» **Exercise task**: Looking at the data below, count the lines that contain the string "Rocks". Write only the total.

» **Extracted data**:

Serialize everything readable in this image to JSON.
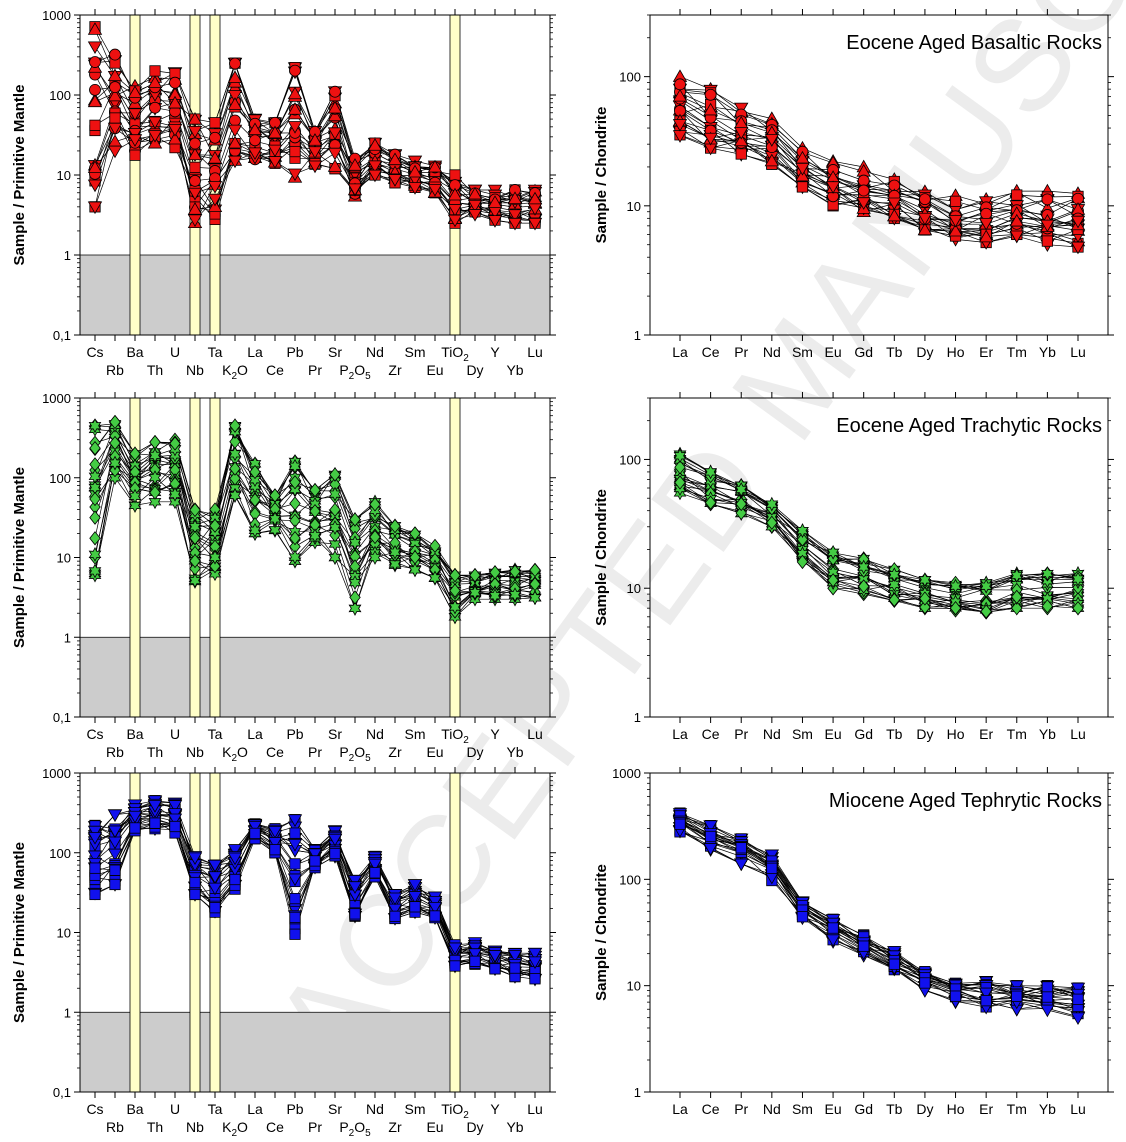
{
  "watermark": "ACCEPTED MANUSCRIPT",
  "colors": {
    "basaltic": "#ee1111",
    "trachytic": "#44cc44",
    "tephrytic": "#1111ee",
    "band": "#ffffc8",
    "below_one": "#cccccc"
  },
  "chart_data": [
    {
      "type": "line",
      "panel": "spider-basaltic",
      "title": "",
      "ylabel": "Sample / Primitive Mantle",
      "ylim": [
        0.1,
        1000
      ],
      "yscale": "log",
      "ytick_labels": [
        "0,1",
        "1",
        "10",
        "100",
        "1000"
      ],
      "x": [
        "Cs",
        "Rb",
        "Ba",
        "Th",
        "U",
        "Nb",
        "Ta",
        "K2O",
        "La",
        "Ce",
        "Pb",
        "Pr",
        "Sr",
        "P2O5",
        "Nd",
        "Zr",
        "Sm",
        "Eu",
        "TiO2",
        "Dy",
        "Y",
        "Yb",
        "Lu"
      ],
      "shaded_below": 1,
      "highlight_bands": [
        "Ba",
        "Nb",
        "Ta",
        "TiO2"
      ],
      "marker": "mixed",
      "color": "#ee1111",
      "series_envelope": {
        "min": [
          4,
          20,
          15,
          25,
          22,
          2.5,
          2.5,
          15,
          15,
          14,
          9,
          13,
          12,
          5,
          10,
          8,
          7,
          6,
          2.5,
          3,
          2.7,
          2.5,
          2.5
        ],
        "max": [
          900,
          320,
          130,
          200,
          190,
          50,
          45,
          250,
          50,
          45,
          220,
          35,
          110,
          16,
          25,
          18,
          15,
          13,
          10,
          6.5,
          6.5,
          6.5,
          6.5
        ]
      }
    },
    {
      "type": "line",
      "panel": "ree-basaltic",
      "title": "Eocene Aged Basaltic Rocks",
      "ylabel": "Sample / Chondrite",
      "ylim": [
        1,
        300
      ],
      "yscale": "log",
      "ytick_labels": [
        "1",
        "10",
        "100"
      ],
      "x": [
        "La",
        "Ce",
        "Pr",
        "Nd",
        "Sm",
        "Eu",
        "Gd",
        "Tb",
        "Dy",
        "Ho",
        "Er",
        "Tm",
        "Yb",
        "Lu"
      ],
      "marker": "mixed",
      "color": "#ee1111",
      "series_envelope": {
        "min": [
          35,
          28,
          25,
          21,
          14,
          10,
          9,
          8,
          6.5,
          5.5,
          5.2,
          5.3,
          5.0,
          4.8
        ],
        "max": [
          100,
          80,
          60,
          48,
          28,
          24,
          20,
          16,
          13,
          12,
          12,
          13,
          13,
          13
        ]
      }
    },
    {
      "type": "line",
      "panel": "spider-trachytic",
      "title": "",
      "ylabel": "Sample / Primitive Mantle",
      "ylim": [
        0.1,
        1000
      ],
      "yscale": "log",
      "ytick_labels": [
        "0,1",
        "1",
        "10",
        "100",
        "1000"
      ],
      "x": [
        "Cs",
        "Rb",
        "Ba",
        "Th",
        "U",
        "Nb",
        "Ta",
        "K2O",
        "La",
        "Ce",
        "Pb",
        "Pr",
        "Sr",
        "P2O5",
        "Nd",
        "Zr",
        "Sm",
        "Eu",
        "TiO2",
        "Dy",
        "Y",
        "Yb",
        "Lu"
      ],
      "shaded_below": 1,
      "highlight_bands": [
        "Ba",
        "Nb",
        "Ta",
        "TiO2"
      ],
      "marker": "mixed",
      "color": "#44cc44",
      "series_envelope": {
        "min": [
          6,
          100,
          45,
          50,
          50,
          5,
          5,
          60,
          20,
          20,
          9,
          15,
          10,
          2.3,
          10,
          8,
          7,
          5.5,
          1.8,
          3,
          3,
          3,
          3
        ],
        "max": [
          450,
          500,
          200,
          280,
          300,
          40,
          40,
          450,
          150,
          60,
          160,
          70,
          110,
          30,
          50,
          25,
          20,
          14,
          6,
          6,
          6.5,
          7,
          7
        ]
      }
    },
    {
      "type": "line",
      "panel": "ree-trachytic",
      "title": "Eocene Aged Trachytic Rocks",
      "ylabel": "Sample / Chondrite",
      "ylim": [
        1,
        300
      ],
      "yscale": "log",
      "ytick_labels": [
        "1",
        "10",
        "100"
      ],
      "x": [
        "La",
        "Ce",
        "Pr",
        "Nd",
        "Sm",
        "Eu",
        "Gd",
        "Tb",
        "Dy",
        "Ho",
        "Er",
        "Tm",
        "Yb",
        "Lu"
      ],
      "marker": "mixed",
      "color": "#44cc44",
      "series_envelope": {
        "min": [
          55,
          45,
          38,
          30,
          16,
          10,
          9,
          8,
          7,
          6.5,
          6.5,
          7,
          7,
          7
        ],
        "max": [
          110,
          80,
          63,
          45,
          28,
          19,
          17,
          14,
          12,
          11,
          11,
          13,
          13,
          13
        ]
      }
    },
    {
      "type": "line",
      "panel": "spider-tephrytic",
      "title": "",
      "ylabel": "Sample / Primitive Mantle",
      "ylim": [
        0.1,
        1000
      ],
      "yscale": "log",
      "ytick_labels": [
        "0,1",
        "1",
        "10",
        "100",
        "1000"
      ],
      "x": [
        "Cs",
        "Rb",
        "Ba",
        "Th",
        "U",
        "Nb",
        "Ta",
        "K2O",
        "La",
        "Ce",
        "Pb",
        "Pr",
        "Sr",
        "P2O5",
        "Nd",
        "Zr",
        "Sm",
        "Eu",
        "TiO2",
        "Dy",
        "Y",
        "Yb",
        "Lu"
      ],
      "shaded_below": 1,
      "highlight_bands": [
        "Ba",
        "Nb",
        "Ta",
        "TiO2"
      ],
      "marker": "mixed",
      "color": "#1111ee",
      "series_envelope": {
        "min": [
          30,
          40,
          180,
          200,
          170,
          30,
          18,
          35,
          150,
          100,
          9.5,
          65,
          90,
          16,
          50,
          15,
          18,
          15,
          3.8,
          4,
          3.5,
          2.8,
          2.6
        ],
        "max": [
          220,
          300,
          400,
          450,
          420,
          90,
          70,
          110,
          230,
          200,
          260,
          110,
          190,
          45,
          90,
          30,
          40,
          28,
          7,
          7.5,
          6,
          5.5,
          5.5
        ]
      }
    },
    {
      "type": "line",
      "panel": "ree-tephrytic",
      "title": "Miocene Aged Tephrytic Rocks",
      "ylabel": "Sample / Chondrite",
      "ylim": [
        1,
        1000
      ],
      "yscale": "log",
      "ytick_labels": [
        "1",
        "10",
        "100",
        "1000"
      ],
      "x": [
        "La",
        "Ce",
        "Pr",
        "Nd",
        "Sm",
        "Eu",
        "Gd",
        "Tb",
        "Dy",
        "Ho",
        "Er",
        "Tm",
        "Yb",
        "Lu"
      ],
      "marker": "mixed",
      "color": "#1111ee",
      "series_envelope": {
        "min": [
          270,
          190,
          140,
          90,
          40,
          26,
          17,
          13,
          9,
          7,
          6,
          6,
          5.5,
          5
        ],
        "max": [
          420,
          320,
          240,
          170,
          65,
          42,
          30,
          21,
          14,
          11,
          11,
          10,
          10,
          9.5
        ]
      }
    }
  ],
  "element_labels": {
    "spider_top_row": [
      "Cs",
      "Ba",
      "U",
      "Ta",
      "La",
      "Pb",
      "Sr",
      "Nd",
      "Sm",
      "TiO",
      "Y",
      "Lu"
    ],
    "spider_bottom_row": [
      "Rb",
      "Th",
      "Nb",
      "K",
      "Ce",
      "Pr",
      "P",
      "Zr",
      "Eu",
      "Dy",
      "Yb"
    ],
    "subscripts": {
      "TiO": "2",
      "K": "2",
      "P": "2",
      "P_O": "5"
    },
    "k2o_suffix": "O",
    "p2o5_mid": "O",
    "ree_labels": [
      "La",
      "Ce",
      "Pr",
      "Nd",
      "Sm",
      "Eu",
      "Gd",
      "Tb",
      "Dy",
      "Ho",
      "Er",
      "Tm",
      "Yb",
      "Lu"
    ]
  }
}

» **Solution to this task**: 3